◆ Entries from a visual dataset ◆

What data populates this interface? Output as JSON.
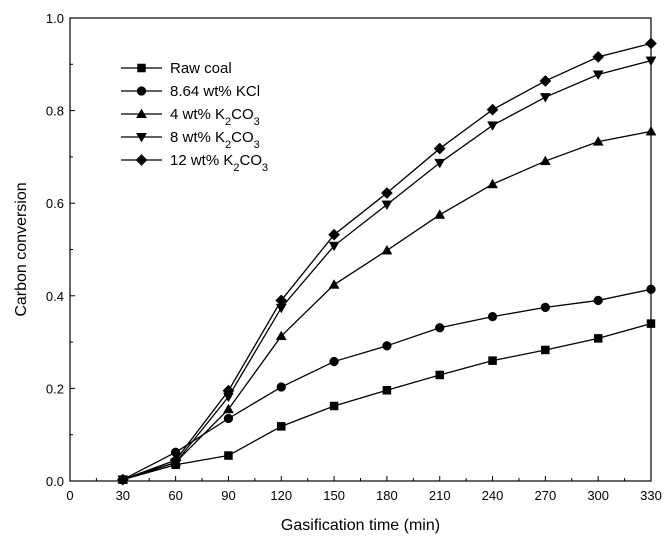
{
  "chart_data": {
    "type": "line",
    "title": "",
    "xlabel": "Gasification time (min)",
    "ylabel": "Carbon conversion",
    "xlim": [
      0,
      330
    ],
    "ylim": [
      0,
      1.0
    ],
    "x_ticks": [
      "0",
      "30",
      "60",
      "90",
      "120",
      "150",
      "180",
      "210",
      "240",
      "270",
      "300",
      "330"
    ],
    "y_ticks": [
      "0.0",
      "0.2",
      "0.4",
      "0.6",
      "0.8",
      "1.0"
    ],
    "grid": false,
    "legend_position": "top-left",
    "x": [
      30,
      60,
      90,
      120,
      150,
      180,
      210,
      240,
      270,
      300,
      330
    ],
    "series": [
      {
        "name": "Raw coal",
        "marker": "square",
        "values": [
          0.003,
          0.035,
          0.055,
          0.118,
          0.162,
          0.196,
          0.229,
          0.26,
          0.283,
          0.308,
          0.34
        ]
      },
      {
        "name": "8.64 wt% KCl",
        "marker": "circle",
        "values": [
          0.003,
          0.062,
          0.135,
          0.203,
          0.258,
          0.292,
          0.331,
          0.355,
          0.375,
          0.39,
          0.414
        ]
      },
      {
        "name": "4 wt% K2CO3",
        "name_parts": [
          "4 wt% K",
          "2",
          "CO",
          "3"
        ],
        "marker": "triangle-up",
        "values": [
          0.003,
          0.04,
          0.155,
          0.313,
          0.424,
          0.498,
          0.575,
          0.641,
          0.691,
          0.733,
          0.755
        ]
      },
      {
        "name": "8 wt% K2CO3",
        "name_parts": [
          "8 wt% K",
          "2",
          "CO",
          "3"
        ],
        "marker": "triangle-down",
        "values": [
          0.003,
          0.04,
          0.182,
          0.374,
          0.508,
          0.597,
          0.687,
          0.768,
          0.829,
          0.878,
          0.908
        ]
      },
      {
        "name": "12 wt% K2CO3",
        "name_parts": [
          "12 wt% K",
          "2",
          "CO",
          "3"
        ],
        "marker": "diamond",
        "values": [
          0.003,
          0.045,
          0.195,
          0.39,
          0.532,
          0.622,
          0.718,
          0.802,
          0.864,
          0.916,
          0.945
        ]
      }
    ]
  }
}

◆ What you will do ◆
Show every line in the records above that contains the word "marker".

◆ Problem solution ◆
        "marker": "square",
        "marker": "circle",
        "marker": "triangle-up",
        "marker": "triangle-down",
        "marker": "diamond",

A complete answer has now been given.